Records from a collection:
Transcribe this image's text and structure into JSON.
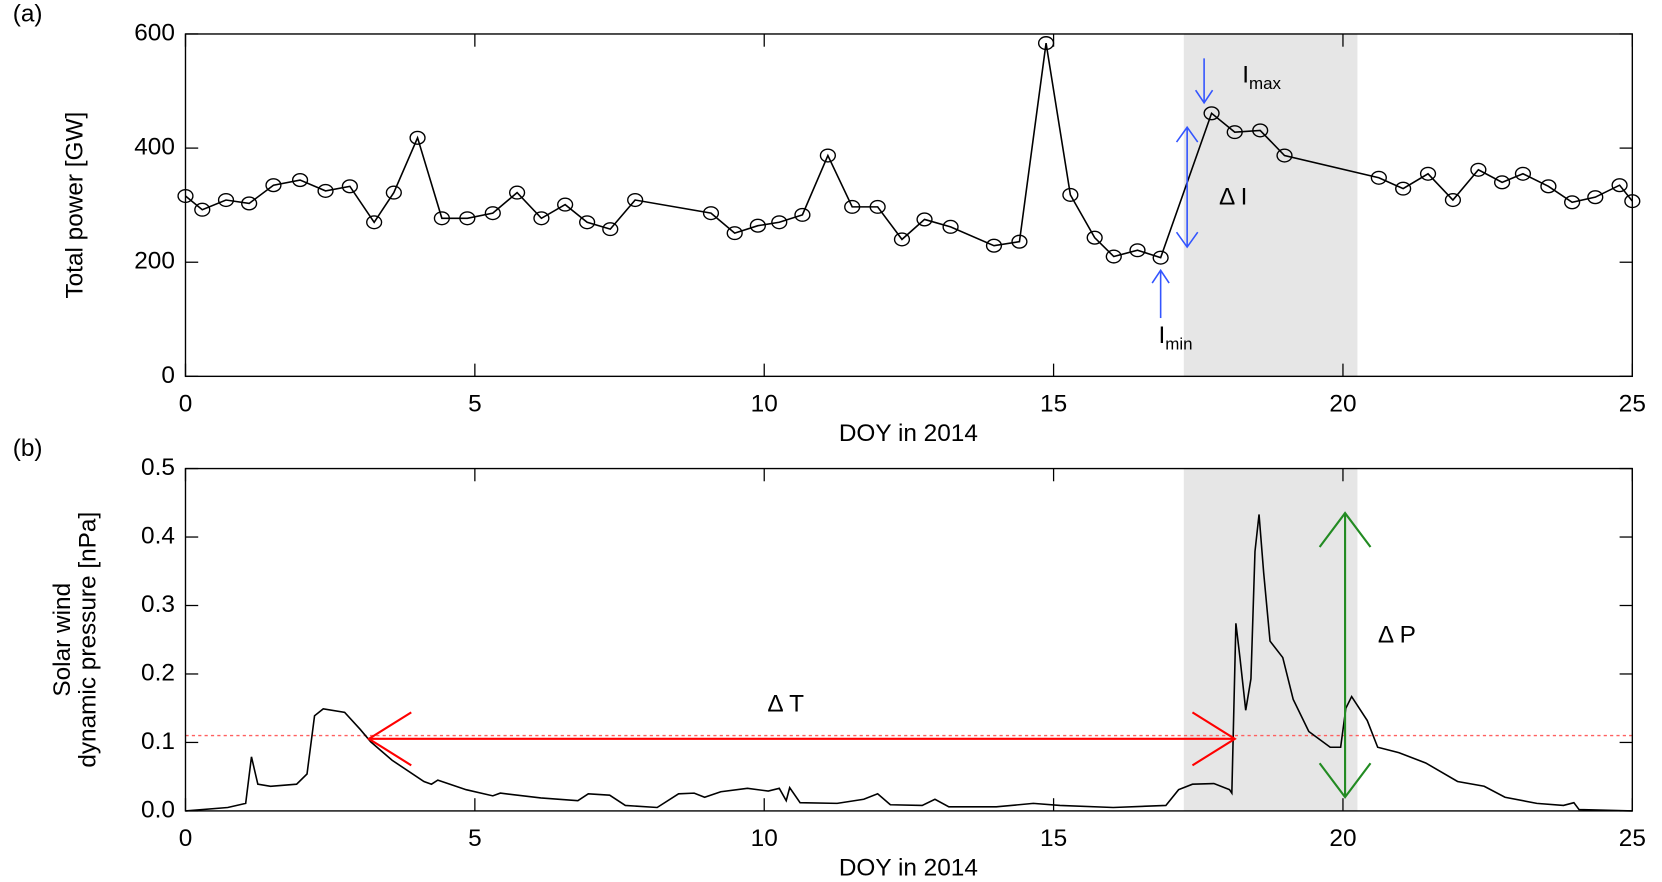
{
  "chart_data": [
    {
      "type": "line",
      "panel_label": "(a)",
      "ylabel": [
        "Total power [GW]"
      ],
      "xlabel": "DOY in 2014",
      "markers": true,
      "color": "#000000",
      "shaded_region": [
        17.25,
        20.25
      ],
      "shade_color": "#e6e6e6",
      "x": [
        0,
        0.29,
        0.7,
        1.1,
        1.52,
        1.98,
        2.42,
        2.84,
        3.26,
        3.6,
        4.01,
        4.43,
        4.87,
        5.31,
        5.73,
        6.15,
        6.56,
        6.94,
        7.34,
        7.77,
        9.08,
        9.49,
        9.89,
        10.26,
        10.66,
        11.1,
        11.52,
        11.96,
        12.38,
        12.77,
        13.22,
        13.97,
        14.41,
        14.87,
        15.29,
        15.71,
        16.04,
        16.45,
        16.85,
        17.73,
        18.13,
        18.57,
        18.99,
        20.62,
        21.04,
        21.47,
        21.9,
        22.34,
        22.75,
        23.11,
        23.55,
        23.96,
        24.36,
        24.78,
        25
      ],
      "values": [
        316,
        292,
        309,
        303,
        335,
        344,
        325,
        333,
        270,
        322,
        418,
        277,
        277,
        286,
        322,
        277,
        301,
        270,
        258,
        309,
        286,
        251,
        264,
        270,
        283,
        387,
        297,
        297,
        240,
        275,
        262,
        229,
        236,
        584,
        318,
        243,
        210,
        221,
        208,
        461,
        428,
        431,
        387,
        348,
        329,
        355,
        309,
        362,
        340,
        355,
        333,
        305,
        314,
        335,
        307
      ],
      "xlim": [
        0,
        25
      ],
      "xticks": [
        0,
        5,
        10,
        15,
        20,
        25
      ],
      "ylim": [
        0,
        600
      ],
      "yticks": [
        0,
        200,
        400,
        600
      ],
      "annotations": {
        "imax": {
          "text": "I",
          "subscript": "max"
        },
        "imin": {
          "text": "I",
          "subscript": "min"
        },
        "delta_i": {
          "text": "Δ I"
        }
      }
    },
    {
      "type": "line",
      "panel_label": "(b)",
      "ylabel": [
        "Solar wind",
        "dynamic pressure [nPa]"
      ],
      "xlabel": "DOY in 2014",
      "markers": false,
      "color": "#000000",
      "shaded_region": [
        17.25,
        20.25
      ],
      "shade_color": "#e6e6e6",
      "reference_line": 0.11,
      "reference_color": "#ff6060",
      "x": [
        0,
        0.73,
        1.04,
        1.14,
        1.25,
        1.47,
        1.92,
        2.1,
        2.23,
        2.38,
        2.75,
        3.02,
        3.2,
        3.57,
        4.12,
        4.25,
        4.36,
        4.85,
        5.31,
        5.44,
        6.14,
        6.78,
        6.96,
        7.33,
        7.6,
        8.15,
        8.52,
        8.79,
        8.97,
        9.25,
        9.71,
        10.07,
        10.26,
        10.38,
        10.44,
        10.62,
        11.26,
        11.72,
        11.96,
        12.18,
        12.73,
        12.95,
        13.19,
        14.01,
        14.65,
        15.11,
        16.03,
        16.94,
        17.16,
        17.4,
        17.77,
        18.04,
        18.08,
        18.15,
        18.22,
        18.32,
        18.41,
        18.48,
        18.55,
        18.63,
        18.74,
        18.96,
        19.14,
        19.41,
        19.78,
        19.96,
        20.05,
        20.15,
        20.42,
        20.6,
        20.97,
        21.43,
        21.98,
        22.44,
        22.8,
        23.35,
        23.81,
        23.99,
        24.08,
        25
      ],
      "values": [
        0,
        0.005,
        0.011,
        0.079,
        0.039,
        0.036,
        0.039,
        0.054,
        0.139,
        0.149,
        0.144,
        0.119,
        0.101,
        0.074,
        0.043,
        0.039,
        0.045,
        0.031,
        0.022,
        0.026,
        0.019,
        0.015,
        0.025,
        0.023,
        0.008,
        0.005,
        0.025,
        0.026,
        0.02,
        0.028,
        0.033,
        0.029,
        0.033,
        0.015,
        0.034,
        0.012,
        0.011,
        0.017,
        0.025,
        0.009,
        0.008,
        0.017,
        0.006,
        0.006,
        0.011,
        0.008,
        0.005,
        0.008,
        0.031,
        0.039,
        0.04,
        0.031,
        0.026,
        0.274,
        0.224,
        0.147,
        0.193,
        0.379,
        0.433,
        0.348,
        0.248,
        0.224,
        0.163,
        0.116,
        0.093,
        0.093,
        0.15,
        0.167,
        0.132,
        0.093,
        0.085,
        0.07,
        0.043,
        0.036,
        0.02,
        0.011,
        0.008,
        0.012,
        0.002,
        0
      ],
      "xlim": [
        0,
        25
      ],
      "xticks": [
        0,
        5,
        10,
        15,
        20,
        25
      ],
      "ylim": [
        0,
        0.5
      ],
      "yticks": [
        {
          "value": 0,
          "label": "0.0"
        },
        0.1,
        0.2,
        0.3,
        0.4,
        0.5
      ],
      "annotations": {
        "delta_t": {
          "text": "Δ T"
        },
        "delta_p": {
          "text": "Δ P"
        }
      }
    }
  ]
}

Exercise details — Repeat the records above exactly, leaving out the pictures.

Task output —
Transcribe this image's text and structure into JSON.
{
  "chart_data": [
    {
      "type": "line",
      "panel_label": "(a)",
      "ylabel": [
        "Total power [GW]"
      ],
      "xlabel": "DOY in 2014",
      "markers": true,
      "color": "#000000",
      "shaded_region": [
        17.25,
        20.25
      ],
      "shade_color": "#e6e6e6",
      "x": [
        0,
        0.29,
        0.7,
        1.1,
        1.52,
        1.98,
        2.42,
        2.84,
        3.26,
        3.6,
        4.01,
        4.43,
        4.87,
        5.31,
        5.73,
        6.15,
        6.56,
        6.94,
        7.34,
        7.77,
        9.08,
        9.49,
        9.89,
        10.26,
        10.66,
        11.1,
        11.52,
        11.96,
        12.38,
        12.77,
        13.22,
        13.97,
        14.41,
        14.87,
        15.29,
        15.71,
        16.04,
        16.45,
        16.85,
        17.73,
        18.13,
        18.57,
        18.99,
        20.62,
        21.04,
        21.47,
        21.9,
        22.34,
        22.75,
        23.11,
        23.55,
        23.96,
        24.36,
        24.78,
        25
      ],
      "values": [
        316,
        292,
        309,
        303,
        335,
        344,
        325,
        333,
        270,
        322,
        418,
        277,
        277,
        286,
        322,
        277,
        301,
        270,
        258,
        309,
        286,
        251,
        264,
        270,
        283,
        387,
        297,
        297,
        240,
        275,
        262,
        229,
        236,
        584,
        318,
        243,
        210,
        221,
        208,
        461,
        428,
        431,
        387,
        348,
        329,
        355,
        309,
        362,
        340,
        355,
        333,
        305,
        314,
        335,
        307
      ],
      "xlim": [
        0,
        25
      ],
      "xticks": [
        0,
        5,
        10,
        15,
        20,
        25
      ],
      "ylim": [
        0,
        600
      ],
      "yticks": [
        0,
        200,
        400,
        600
      ],
      "annotations": {
        "imax": {
          "text": "I",
          "subscript": "max"
        },
        "imin": {
          "text": "I",
          "subscript": "min"
        },
        "delta_i": {
          "text": "Δ I"
        }
      }
    },
    {
      "type": "line",
      "panel_label": "(b)",
      "ylabel": [
        "Solar wind",
        "dynamic pressure [nPa]"
      ],
      "xlabel": "DOY in 2014",
      "markers": false,
      "color": "#000000",
      "shaded_region": [
        17.25,
        20.25
      ],
      "shade_color": "#e6e6e6",
      "reference_line": 0.11,
      "reference_color": "#ff6060",
      "x": [
        0,
        0.73,
        1.04,
        1.14,
        1.25,
        1.47,
        1.92,
        2.1,
        2.23,
        2.38,
        2.75,
        3.02,
        3.2,
        3.57,
        4.12,
        4.25,
        4.36,
        4.85,
        5.31,
        5.44,
        6.14,
        6.78,
        6.96,
        7.33,
        7.6,
        8.15,
        8.52,
        8.79,
        8.97,
        9.25,
        9.71,
        10.07,
        10.26,
        10.38,
        10.44,
        10.62,
        11.26,
        11.72,
        11.96,
        12.18,
        12.73,
        12.95,
        13.19,
        14.01,
        14.65,
        15.11,
        16.03,
        16.94,
        17.16,
        17.4,
        17.77,
        18.04,
        18.08,
        18.15,
        18.22,
        18.32,
        18.41,
        18.48,
        18.55,
        18.63,
        18.74,
        18.96,
        19.14,
        19.41,
        19.78,
        19.96,
        20.05,
        20.15,
        20.42,
        20.6,
        20.97,
        21.43,
        21.98,
        22.44,
        22.8,
        23.35,
        23.81,
        23.99,
        24.08,
        25
      ],
      "values": [
        0,
        0.005,
        0.011,
        0.079,
        0.039,
        0.036,
        0.039,
        0.054,
        0.139,
        0.149,
        0.144,
        0.119,
        0.101,
        0.074,
        0.043,
        0.039,
        0.045,
        0.031,
        0.022,
        0.026,
        0.019,
        0.015,
        0.025,
        0.023,
        0.008,
        0.005,
        0.025,
        0.026,
        0.02,
        0.028,
        0.033,
        0.029,
        0.033,
        0.015,
        0.034,
        0.012,
        0.011,
        0.017,
        0.025,
        0.009,
        0.008,
        0.017,
        0.006,
        0.006,
        0.011,
        0.008,
        0.005,
        0.008,
        0.031,
        0.039,
        0.04,
        0.031,
        0.026,
        0.274,
        0.224,
        0.147,
        0.193,
        0.379,
        0.433,
        0.348,
        0.248,
        0.224,
        0.163,
        0.116,
        0.093,
        0.093,
        0.15,
        0.167,
        0.132,
        0.093,
        0.085,
        0.07,
        0.043,
        0.036,
        0.02,
        0.011,
        0.008,
        0.012,
        0.002,
        0
      ],
      "xlim": [
        0,
        25
      ],
      "xticks": [
        0,
        5,
        10,
        15,
        20,
        25
      ],
      "ylim": [
        0,
        0.5
      ],
      "yticks": [
        {
          "value": 0,
          "label": "0.0"
        },
        0.1,
        0.2,
        0.3,
        0.4,
        0.5
      ],
      "annotations": {
        "delta_t": {
          "text": "Δ T"
        },
        "delta_p": {
          "text": "Δ P"
        }
      }
    }
  ]
}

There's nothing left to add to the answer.